**Region and label listings:**
++++

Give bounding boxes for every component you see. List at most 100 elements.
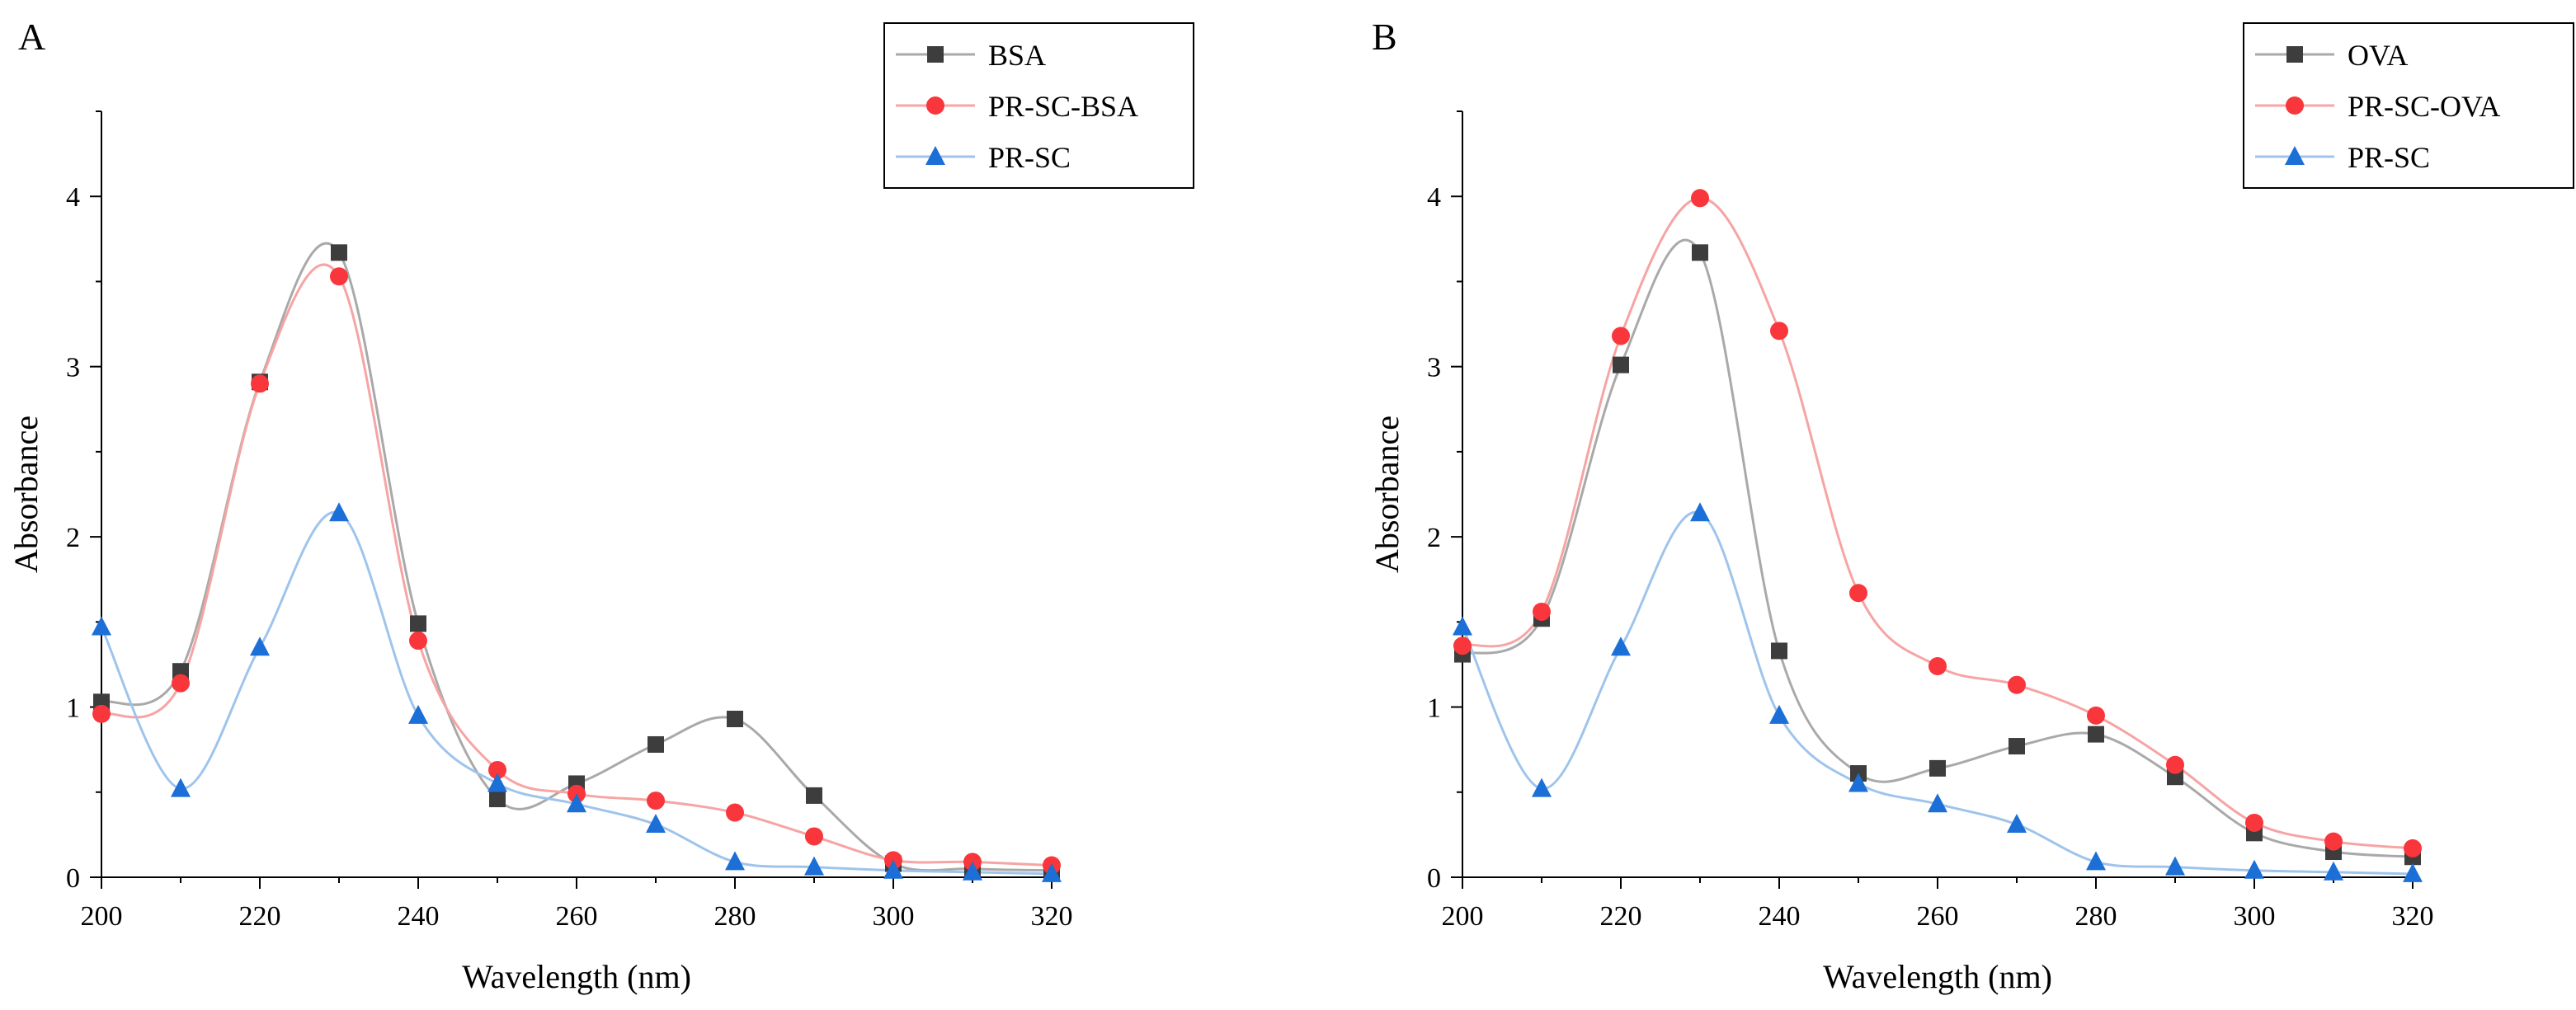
chart-panel-a: A 200 220 240 260 280 300 320 0 1 2 3 4 Wavelength (n…	[7, 16, 1194, 995]
x-tick-label: 300	[873, 901, 915, 932]
legend-label: BSA	[988, 39, 1046, 72]
legend-marker-bsa	[927, 46, 944, 63]
x-tick-label: 260	[556, 901, 598, 932]
legend: OVA PR-SC-OVA PR-SC	[2243, 22, 2574, 189]
data-point-pr-sc-bsa	[251, 374, 269, 393]
data-point-bsa	[489, 791, 506, 808]
series-line-pr-sc	[100, 510, 1053, 876]
data-point-bsa	[410, 615, 426, 632]
data-point-bsa	[806, 787, 822, 804]
x-axis-label: Wavelength (nm)	[462, 958, 691, 995]
x-tick-label: 220	[239, 901, 281, 932]
x-tick-label: 280	[2075, 901, 2117, 932]
data-point-ova	[2009, 738, 2025, 755]
legend-label: OVA	[2348, 39, 2408, 72]
series-line-pr-sc-ova	[1462, 196, 2414, 850]
data-point-pr-sc	[1690, 502, 1710, 522]
data-point-pr-sc	[2244, 859, 2264, 879]
data-point-pr-sc	[250, 637, 270, 656]
data-point-pr-sc	[329, 502, 349, 522]
data-point-pr-sc	[2086, 851, 2106, 871]
y-tick-label: 0	[1427, 863, 1441, 894]
legend-marker-pr-sc	[925, 146, 945, 165]
data-point-pr-sc	[2324, 861, 2343, 881]
data-point-pr-sc-ova	[2087, 706, 2105, 725]
data-point-ova	[1613, 356, 1629, 373]
y-tick-label: 1	[66, 693, 80, 724]
legend-marker-pr-sc-ova	[2286, 96, 2304, 115]
data-point-pr-sc	[1928, 793, 1947, 813]
y-tick-label: 3	[1427, 353, 1441, 383]
data-point-pr-sc	[487, 773, 507, 792]
data-point-pr-sc-bsa	[647, 792, 665, 810]
data-point-pr-sc-ova	[2324, 832, 2343, 851]
legend-label: PR-SC-BSA	[988, 90, 1138, 123]
data-point-pr-sc	[1453, 616, 1472, 636]
y-axis-label: Absorbance	[7, 416, 45, 573]
data-point-pr-sc	[2165, 856, 2185, 876]
data-point-pr-sc-bsa	[409, 632, 427, 651]
data-point-pr-sc-bsa	[92, 704, 111, 723]
data-point-pr-sc-ova	[1849, 584, 1867, 603]
data-point-pr-sc-ova	[1928, 657, 1947, 676]
data-point-ova	[1692, 244, 1708, 261]
legend: BSA PR-SC-BSA PR-SC	[883, 22, 1194, 189]
data-point-pr-sc	[646, 814, 666, 834]
data-point-pr-sc-ova	[1691, 189, 1709, 208]
x-tick-label: 280	[714, 901, 756, 932]
series-line-pr-sc-bsa	[101, 263, 1053, 867]
y-tick-label: 4	[1427, 182, 1441, 213]
x-tick-label: 320	[1031, 901, 1073, 932]
data-point-pr-sc-ova	[2008, 675, 2026, 694]
data-point-bsa	[331, 244, 347, 261]
data-point-ova	[1771, 642, 1787, 660]
x-tick-label: 320	[2392, 901, 2434, 932]
x-tick-label: 240	[398, 901, 440, 932]
data-point-pr-sc-bsa	[172, 674, 190, 693]
y-tick-label: 0	[66, 863, 80, 894]
data-point-pr-sc-bsa	[726, 803, 744, 822]
data-point-pr-sc	[408, 704, 428, 724]
series-line-pr-sc	[1461, 510, 2414, 876]
legend-label: PR-SC-OVA	[2348, 90, 2500, 123]
data-point-pr-sc	[883, 859, 903, 879]
x-tick-label: 300	[2234, 901, 2276, 932]
data-point-pr-sc	[92, 616, 111, 636]
data-point-pr-sc-ova	[1612, 326, 1630, 345]
x-tick-label: 220	[1600, 901, 1642, 932]
x-tick-label: 260	[1917, 901, 1959, 932]
series-line-ova	[1462, 238, 2414, 858]
data-point-pr-sc	[963, 861, 982, 881]
data-point-pr-sc	[1532, 777, 1552, 797]
y-tick-label: 2	[66, 523, 80, 553]
data-point-pr-sc	[171, 777, 191, 797]
data-point-pr-sc	[1611, 637, 1631, 656]
data-point-bsa	[727, 711, 743, 728]
legend-marker-pr-sc	[2285, 146, 2305, 165]
x-tick-label: 240	[1759, 901, 1801, 932]
data-point-pr-sc	[1769, 704, 1789, 724]
data-point-pr-sc-ova	[1770, 322, 1788, 341]
data-point-pr-sc	[2403, 862, 2423, 882]
legend-label: PR-SC	[988, 141, 1071, 174]
panel-label: B	[1372, 16, 1397, 58]
data-point-pr-sc-bsa	[805, 827, 823, 846]
data-point-pr-sc-bsa	[330, 267, 348, 286]
x-axis-label: Wavelength (nm)	[1823, 958, 2052, 995]
panel-label: A	[18, 16, 45, 58]
data-point-pr-sc	[1042, 862, 1062, 882]
data-point-pr-sc	[567, 793, 586, 813]
legend-marker-pr-sc-bsa	[926, 96, 944, 115]
data-point-ova	[2088, 726, 2104, 743]
data-point-pr-sc-ova	[2404, 839, 2422, 857]
x-tick-label: 200	[81, 901, 123, 932]
data-point-pr-sc-ova	[2245, 813, 2263, 832]
legend-label: PR-SC	[2348, 141, 2430, 174]
y-tick-label: 3	[66, 353, 80, 383]
data-point-pr-sc-bsa	[488, 760, 506, 779]
data-point-pr-sc	[2007, 814, 2027, 834]
data-point-pr-sc	[725, 851, 745, 871]
y-tick-label: 1	[1427, 693, 1441, 724]
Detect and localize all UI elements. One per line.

++++

Duplicate every line of the entries above without any changes, but omit the pictures.

Give bounding boxes for every component you see. List at most 100 elements.
chart-panel-a: A 200 220 240 260 280 300 320 0 1 2 3 4 Wavelength (n…	[7, 16, 1194, 995]
x-tick-label: 300	[873, 901, 915, 932]
legend-label: BSA	[988, 39, 1046, 72]
legend-marker-bsa	[927, 46, 944, 63]
x-tick-label: 260	[556, 901, 598, 932]
legend: OVA PR-SC-OVA PR-SC	[2243, 22, 2574, 189]
data-point-pr-sc-bsa	[251, 374, 269, 393]
data-point-bsa	[489, 791, 506, 808]
series-line-pr-sc	[100, 510, 1053, 876]
data-point-bsa	[410, 615, 426, 632]
data-point-bsa	[806, 787, 822, 804]
x-axis-label: Wavelength (nm)	[462, 958, 691, 995]
x-tick-label: 220	[239, 901, 281, 932]
x-tick-label: 280	[2075, 901, 2117, 932]
data-point-ova	[2009, 738, 2025, 755]
legend-label: OVA	[2348, 39, 2408, 72]
series-line-pr-sc-ova	[1462, 196, 2414, 850]
data-point-pr-sc	[1690, 502, 1710, 522]
data-point-pr-sc	[2244, 859, 2264, 879]
data-point-pr-sc	[250, 637, 270, 656]
data-point-pr-sc	[329, 502, 349, 522]
data-point-pr-sc	[2086, 851, 2106, 871]
y-tick-label: 0	[1427, 863, 1441, 894]
legend-marker-pr-sc	[925, 146, 945, 165]
data-point-pr-sc	[2324, 861, 2343, 881]
data-point-pr-sc-ova	[2087, 706, 2105, 725]
data-point-ova	[1613, 356, 1629, 373]
y-tick-label: 1	[66, 693, 80, 724]
legend-marker-pr-sc-ova	[2286, 96, 2304, 115]
data-point-pr-sc	[1928, 793, 1947, 813]
y-tick-label: 3	[1427, 353, 1441, 383]
data-point-pr-sc	[487, 773, 507, 792]
data-point-pr-sc-bsa	[647, 792, 665, 810]
data-point-pr-sc-ova	[2324, 832, 2343, 851]
legend-label: PR-SC-BSA	[988, 90, 1138, 123]
data-point-pr-sc	[1453, 616, 1472, 636]
y-axis-label: Absorbance	[7, 416, 45, 573]
data-point-pr-sc	[2165, 856, 2185, 876]
data-point-pr-sc-bsa	[409, 632, 427, 651]
data-point-pr-sc-bsa	[92, 704, 111, 723]
data-point-pr-sc-ova	[1849, 584, 1867, 603]
data-point-pr-sc-ova	[1928, 657, 1947, 676]
data-point-ova	[1692, 244, 1708, 261]
legend: BSA PR-SC-BSA PR-SC	[883, 22, 1194, 189]
data-point-pr-sc	[646, 814, 666, 834]
data-point-pr-sc-ova	[1691, 189, 1709, 208]
x-tick-label: 280	[714, 901, 756, 932]
series-line-pr-sc-bsa	[101, 263, 1053, 867]
y-tick-label: 4	[1427, 182, 1441, 213]
x-tick-label: 320	[1031, 901, 1073, 932]
data-point-pr-sc-ova	[2008, 675, 2026, 694]
data-point-bsa	[331, 244, 347, 261]
data-point-ova	[1771, 642, 1787, 660]
x-tick-label: 320	[2392, 901, 2434, 932]
x-tick-label: 240	[398, 901, 440, 932]
data-point-pr-sc-bsa	[172, 674, 190, 693]
y-tick-label: 0	[66, 863, 80, 894]
data-point-pr-sc-bsa	[726, 803, 744, 822]
data-point-pr-sc	[408, 704, 428, 724]
series-line-pr-sc	[1461, 510, 2414, 876]
legend-label: PR-SC-OVA	[2348, 90, 2500, 123]
data-point-pr-sc	[883, 859, 903, 879]
x-tick-label: 300	[2234, 901, 2276, 932]
data-point-pr-sc	[92, 616, 111, 636]
data-point-pr-sc-ova	[1612, 326, 1630, 345]
x-tick-label: 220	[1600, 901, 1642, 932]
x-tick-label: 260	[1917, 901, 1959, 932]
series-line-ova	[1462, 238, 2414, 858]
data-point-pr-sc	[963, 861, 982, 881]
data-point-pr-sc	[1532, 777, 1552, 797]
y-tick-label: 2	[66, 523, 80, 553]
data-point-pr-sc	[171, 777, 191, 797]
data-point-pr-sc	[1611, 637, 1631, 656]
data-point-bsa	[727, 711, 743, 728]
legend-marker-pr-sc	[2285, 146, 2305, 165]
x-tick-label: 240	[1759, 901, 1801, 932]
data-point-pr-sc	[1769, 704, 1789, 724]
data-point-pr-sc-ova	[1770, 322, 1788, 341]
data-point-pr-sc	[2403, 862, 2423, 882]
legend-label: PR-SC	[988, 141, 1071, 174]
panel-label: B	[1372, 16, 1397, 58]
data-point-pr-sc-bsa	[805, 827, 823, 846]
data-point-pr-sc-bsa	[330, 267, 348, 286]
x-axis-label: Wavelength (nm)	[1823, 958, 2052, 995]
panel-label: A	[18, 16, 45, 58]
data-point-pr-sc	[1042, 862, 1062, 882]
data-point-pr-sc	[567, 793, 586, 813]
legend-marker-pr-sc-bsa	[926, 96, 944, 115]
data-point-ova	[2088, 726, 2104, 743]
data-point-pr-sc-ova	[2404, 839, 2422, 857]
x-tick-label: 200	[81, 901, 123, 932]
data-point-pr-sc-ova	[2245, 813, 2263, 832]
legend-label: PR-SC	[2348, 141, 2430, 174]
y-tick-label: 3	[66, 353, 80, 383]
data-point-pr-sc-bsa	[488, 760, 506, 779]
data-point-pr-sc	[2007, 814, 2027, 834]
data-point-pr-sc	[725, 851, 745, 871]
y-tick-label: 1	[1427, 693, 1441, 724]
Detect and localize all UI elements. One per line.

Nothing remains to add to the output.